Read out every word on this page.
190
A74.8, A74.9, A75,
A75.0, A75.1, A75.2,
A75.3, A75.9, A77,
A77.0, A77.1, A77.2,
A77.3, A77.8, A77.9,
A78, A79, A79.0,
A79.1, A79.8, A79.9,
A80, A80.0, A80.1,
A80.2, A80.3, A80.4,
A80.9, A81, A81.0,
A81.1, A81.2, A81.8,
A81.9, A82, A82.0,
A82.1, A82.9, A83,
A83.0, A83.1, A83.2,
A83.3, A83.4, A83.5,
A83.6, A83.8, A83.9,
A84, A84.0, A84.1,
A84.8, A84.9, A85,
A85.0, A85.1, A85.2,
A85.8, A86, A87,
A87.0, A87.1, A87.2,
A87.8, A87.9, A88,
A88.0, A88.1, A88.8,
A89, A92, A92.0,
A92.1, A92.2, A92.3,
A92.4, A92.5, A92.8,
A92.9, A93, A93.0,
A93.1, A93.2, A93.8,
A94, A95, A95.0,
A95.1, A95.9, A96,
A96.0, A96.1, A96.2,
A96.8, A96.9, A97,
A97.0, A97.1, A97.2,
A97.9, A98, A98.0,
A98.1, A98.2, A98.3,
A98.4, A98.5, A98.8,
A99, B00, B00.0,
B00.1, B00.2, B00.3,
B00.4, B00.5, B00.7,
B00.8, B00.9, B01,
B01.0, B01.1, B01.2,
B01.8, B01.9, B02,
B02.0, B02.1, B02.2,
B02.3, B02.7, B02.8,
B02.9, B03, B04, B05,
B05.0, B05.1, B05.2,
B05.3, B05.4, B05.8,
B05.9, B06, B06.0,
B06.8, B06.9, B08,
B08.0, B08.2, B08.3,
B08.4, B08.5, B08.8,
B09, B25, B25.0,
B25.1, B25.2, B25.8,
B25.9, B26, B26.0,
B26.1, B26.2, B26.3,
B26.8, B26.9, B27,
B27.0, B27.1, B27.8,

§ §

Transcribe every entry verbatim.

Read out every word on this page.
190
A74.8, A74.9, A75,
A75.0, A75.1, A75.2,
A75.3, A75.9, A77,
A77.0, A77.1, A77.2,
A77.3, A77.8, A77.9,
A78, A79, A79.0,
A79.1, A79.8, A79.9,
A80, A80.0, A80.1,
A80.2, A80.3, A80.4,
A80.9, A81, A81.0,
A81.1, A81.2, A81.8,
A81.9, A82, A82.0,
A82.1, A82.9, A83,
A83.0, A83.1, A83.2,
A83.3, A83.4, A83.5,
A83.6, A83.8, A83.9,
A84, A84.0, A84.1,
A84.8, A84.9, A85,
A85.0, A85.1, A85.2,
A85.8, A86, A87,
A87.0, A87.1, A87.2,
A87.8, A87.9, A88,
A88.0, A88.1, A88.8,
A89, A92, A92.0,
A92.1, A92.2, A92.3,
A92.4, A92.5, A92.8,
A92.9, A93, A93.0,
A93.1, A93.2, A93.8,
A94, A95, A95.0,
A95.1, A95.9, A96,
A96.0, A96.1, A96.2,
A96.8, A96.9, A97,
A97.0, A97.1, A97.2,
A97.9, A98, A98.0,
A98.1, A98.2, A98.3,
A98.4, A98.5, A98.8,
A99, B00, B00.0,
B00.1, B00.2, B00.3,
B00.4, B00.5, B00.7,
B00.8, B00.9, B01,
B01.0, B01.1, B01.2,
B01.8, B01.9, B02,
B02.0, B02.1, B02.2,
B02.3, B02.7, B02.8,
B02.9, B03, B04, B05,
B05.0, B05.1, B05.2,
B05.3, B05.4, B05.8,
B05.9, B06, B06.0,
B06.8, B06.9, B08,
B08.0, B08.2, B08.3,
B08.4, B08.5, B08.8,
B09, B25, B25.0,
B25.1, B25.2, B25.8,
B25.9, B26, B26.0,
B26.1, B26.2, B26.3,
B26.8, B26.9, B27,
B27.0, B27.1, B27.8,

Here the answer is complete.